===== DOCUMENT SOURCE
Les universités sont censées transmettre le savoir, rassembler les gens, promouvoir la recherche scientifique. Le problème c’est que la plupart, sinon toutes les institutions universitaires israéliennes sont en fait des organes de l’État. Une grande partie de l’industrie militaire et des stratégies politiques de l’occupation y sont développées. Les universités ont un rôle actif dans l’occupation israélienne de la Palestine. En plus de cela, de nombreuses universités israéliennes sont construites sur des terres palestiniennes, et elles sont censées s’adresser au monde et transmettre le savoir. Il faut faire attention quand on applique notre conception de ce qu’est une université au contexte israélien.
==========
===== ENREGISTREMENTS FOURNIS
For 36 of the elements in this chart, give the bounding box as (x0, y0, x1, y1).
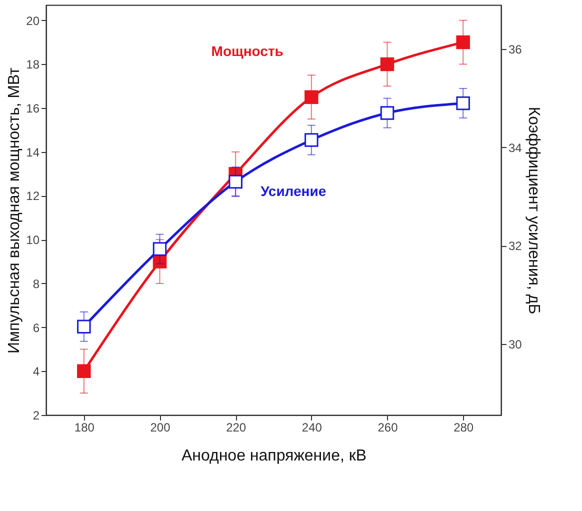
y2-tick-label: 34 (508, 140, 522, 155)
y-tick-label: 6 (32, 320, 40, 335)
point (228, 174, 242, 189)
y-tick-label: 10 (26, 233, 40, 248)
y-tick-label: 12 (26, 189, 40, 204)
y2-tick-label: 36 (508, 42, 522, 57)
x-tick-label: 260 (378, 420, 398, 434)
y-tick-label: 8 (32, 276, 40, 291)
point (77, 364, 91, 378)
y2-axis-title: Коэффициент усиления, дБ (524, 106, 542, 314)
point (152, 242, 167, 256)
x-tick-label: 240 (302, 420, 322, 434)
y2-tick-label: 32 (508, 239, 522, 254)
point (380, 106, 394, 120)
y-tick-label: 18 (26, 58, 40, 72)
y-tick-label: 2 (32, 408, 40, 422)
x-tick-label: 180 (74, 420, 95, 434)
point (304, 90, 318, 104)
series-label: Усиление (260, 182, 326, 199)
point (77, 320, 91, 334)
x-axis-title: Анодное напряжение, кВ (181, 448, 367, 464)
y2-tick-label: 30 (508, 337, 522, 352)
point (456, 96, 470, 110)
x-tick-label: 200 (150, 420, 171, 434)
point (456, 35, 470, 50)
y-axis-title: Импульсная выходная мощность, МВт (6, 66, 24, 354)
y-tick-label: 14 (26, 145, 40, 160)
y-tick-label: 20 (26, 14, 40, 28)
point (304, 133, 318, 147)
point (152, 254, 167, 268)
y-tick-label: 16 (26, 102, 40, 116)
x-tick-label: 280 (454, 420, 474, 434)
x-tick-label: 220 (226, 420, 246, 434)
text: Мощность (211, 43, 284, 60)
y-tick-label: 4 (32, 364, 40, 379)
point (380, 57, 394, 72)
==========
= CONSIGNE =
Reproduisez à l'identique le passage du document source qui commence aux mots « Les universités sont » et s'arrête après les mots « au contexte israélien. ».

= RÉSULTAT ATTENDU =
Les universités sont censées transmettre le savoir, rassembler les gens, promouvoir la recherche scientifique. Le problème c’est que la plupart, sinon toutes les institutions universitaires israéliennes sont en fait des organes de l’État. Une grande partie de l’industrie militaire et des stratégies politiques de l’occupation y sont développées. Les universités ont un rôle actif dans l’occupation israélienne de la Palestine. En plus de cela, de nombreuses universités israéliennes sont construites sur des terres palestiniennes, et elles sont censées s’adresser au monde et transmettre le savoir. Il faut faire attention quand on applique notre conception de ce qu’est une université au contexte israélien.